__Spatial layout records__.
☆ ☆ ☆ ☆ ☆

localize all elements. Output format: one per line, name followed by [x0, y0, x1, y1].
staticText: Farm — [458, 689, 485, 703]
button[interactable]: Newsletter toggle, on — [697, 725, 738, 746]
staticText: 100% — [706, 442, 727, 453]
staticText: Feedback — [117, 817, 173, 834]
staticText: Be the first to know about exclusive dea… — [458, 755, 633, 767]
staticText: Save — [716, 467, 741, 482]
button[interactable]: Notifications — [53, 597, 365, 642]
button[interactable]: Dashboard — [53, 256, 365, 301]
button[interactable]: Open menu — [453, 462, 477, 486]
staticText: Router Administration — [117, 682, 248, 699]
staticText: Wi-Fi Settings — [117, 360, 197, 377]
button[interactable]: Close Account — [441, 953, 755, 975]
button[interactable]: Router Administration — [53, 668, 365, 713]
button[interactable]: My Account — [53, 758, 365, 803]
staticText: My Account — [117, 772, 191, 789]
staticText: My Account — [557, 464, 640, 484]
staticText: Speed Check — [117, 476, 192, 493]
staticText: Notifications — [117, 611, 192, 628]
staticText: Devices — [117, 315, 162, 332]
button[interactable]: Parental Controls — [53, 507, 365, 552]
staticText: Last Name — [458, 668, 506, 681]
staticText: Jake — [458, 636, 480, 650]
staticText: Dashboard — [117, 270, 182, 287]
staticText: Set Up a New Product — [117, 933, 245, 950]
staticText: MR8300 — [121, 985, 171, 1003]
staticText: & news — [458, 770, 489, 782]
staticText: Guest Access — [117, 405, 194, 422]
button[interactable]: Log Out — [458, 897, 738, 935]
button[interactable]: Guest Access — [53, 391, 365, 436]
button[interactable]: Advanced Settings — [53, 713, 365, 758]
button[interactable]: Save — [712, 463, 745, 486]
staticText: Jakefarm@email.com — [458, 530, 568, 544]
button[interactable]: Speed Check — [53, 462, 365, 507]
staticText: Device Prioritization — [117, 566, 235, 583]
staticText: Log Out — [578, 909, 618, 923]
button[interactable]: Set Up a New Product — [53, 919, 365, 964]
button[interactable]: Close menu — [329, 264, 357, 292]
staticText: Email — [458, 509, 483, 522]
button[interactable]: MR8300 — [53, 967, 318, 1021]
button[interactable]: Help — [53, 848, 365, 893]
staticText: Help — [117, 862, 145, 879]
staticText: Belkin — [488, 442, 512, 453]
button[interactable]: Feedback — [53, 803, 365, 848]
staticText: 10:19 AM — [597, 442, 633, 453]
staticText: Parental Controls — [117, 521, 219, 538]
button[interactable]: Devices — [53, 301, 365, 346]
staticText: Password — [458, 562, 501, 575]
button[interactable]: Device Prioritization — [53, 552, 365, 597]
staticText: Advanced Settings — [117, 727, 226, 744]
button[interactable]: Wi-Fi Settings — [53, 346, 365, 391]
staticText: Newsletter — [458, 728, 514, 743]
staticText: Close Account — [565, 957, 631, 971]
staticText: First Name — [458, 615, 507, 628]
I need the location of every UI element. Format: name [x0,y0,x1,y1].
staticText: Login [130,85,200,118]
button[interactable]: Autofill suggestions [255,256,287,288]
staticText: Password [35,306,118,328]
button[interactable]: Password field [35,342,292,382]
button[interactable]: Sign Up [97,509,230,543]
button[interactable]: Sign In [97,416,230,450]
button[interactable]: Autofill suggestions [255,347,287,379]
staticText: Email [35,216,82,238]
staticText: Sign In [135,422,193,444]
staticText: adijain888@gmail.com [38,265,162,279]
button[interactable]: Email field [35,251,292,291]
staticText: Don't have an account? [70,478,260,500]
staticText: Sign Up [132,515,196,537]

☆ ☆ ☆ ☆ ☆

__Do this__. Copy every line of the records above without changing a single character.

__Written response__.
localize all elements. Output format: one per line, name followed by [x0, y0, x1, y1].
staticText: Farm — [458, 689, 485, 703]
button[interactable]: Newsletter toggle, on — [697, 725, 738, 746]
staticText: 100% — [706, 442, 727, 453]
staticText: Feedback — [117, 817, 173, 834]
staticText: Be the first to know about exclusive dea… — [458, 755, 633, 767]
staticText: Save — [716, 467, 741, 482]
button[interactable]: Notifications — [53, 597, 365, 642]
button[interactable]: Dashboard — [53, 256, 365, 301]
button[interactable]: Open menu — [453, 462, 477, 486]
staticText: Router Administration — [117, 682, 248, 699]
staticText: Wi-Fi Settings — [117, 360, 197, 377]
button[interactable]: Close Account — [441, 953, 755, 975]
button[interactable]: Router Administration — [53, 668, 365, 713]
button[interactable]: My Account — [53, 758, 365, 803]
staticText: My Account — [117, 772, 191, 789]
staticText: My Account — [557, 464, 640, 484]
staticText: Speed Check — [117, 476, 192, 493]
staticText: Notifications — [117, 611, 192, 628]
staticText: Devices — [117, 315, 162, 332]
button[interactable]: Parental Controls — [53, 507, 365, 552]
staticText: Last Name — [458, 668, 506, 681]
staticText: Jake — [458, 636, 480, 650]
staticText: Dashboard — [117, 270, 182, 287]
staticText: Set Up a New Product — [117, 933, 245, 950]
staticText: MR8300 — [121, 985, 171, 1003]
staticText: & news — [458, 770, 489, 782]
staticText: Guest Access — [117, 405, 194, 422]
button[interactable]: Log Out — [458, 897, 738, 935]
button[interactable]: Guest Access — [53, 391, 365, 436]
button[interactable]: Advanced Settings — [53, 713, 365, 758]
button[interactable]: Save — [712, 463, 745, 486]
staticText: Jakefarm@email.com — [458, 530, 568, 544]
button[interactable]: Speed Check — [53, 462, 365, 507]
staticText: Device Prioritization — [117, 566, 235, 583]
staticText: Log Out — [578, 909, 618, 923]
button[interactable]: Set Up a New Product — [53, 919, 365, 964]
button[interactable]: Close menu — [329, 264, 357, 292]
staticText: Email — [458, 509, 483, 522]
button[interactable]: MR8300 — [53, 967, 318, 1021]
button[interactable]: Help — [53, 848, 365, 893]
staticText: Help — [117, 862, 145, 879]
staticText: Belkin — [488, 442, 512, 453]
button[interactable]: Feedback — [53, 803, 365, 848]
staticText: 10:19 AM — [597, 442, 633, 453]
staticText: Parental Controls — [117, 521, 219, 538]
button[interactable]: Devices — [53, 301, 365, 346]
staticText: Password — [458, 562, 501, 575]
button[interactable]: Device Prioritization — [53, 552, 365, 597]
staticText: Advanced Settings — [117, 727, 226, 744]
button[interactable]: Wi-Fi Settings — [53, 346, 365, 391]
staticText: Newsletter — [458, 728, 514, 743]
staticText: Close Account — [565, 957, 631, 971]
staticText: First Name — [458, 615, 507, 628]
I need the location of every UI element. Format: name [x0,y0,x1,y1].
staticText: Login [130,85,200,118]
button[interactable]: Autofill suggestions [255,256,287,288]
staticText: Password [35,306,118,328]
button[interactable]: Password field [35,342,292,382]
button[interactable]: Sign Up [97,509,230,543]
button[interactable]: Sign In [97,416,230,450]
button[interactable]: Autofill suggestions [255,347,287,379]
staticText: Email [35,216,82,238]
staticText: Sign In [135,422,193,444]
staticText: adijain888@gmail.com [38,265,162,279]
button[interactable]: Email field [35,251,292,291]
staticText: Don't have an account? [70,478,260,500]
staticText: Sign Up [132,515,196,537]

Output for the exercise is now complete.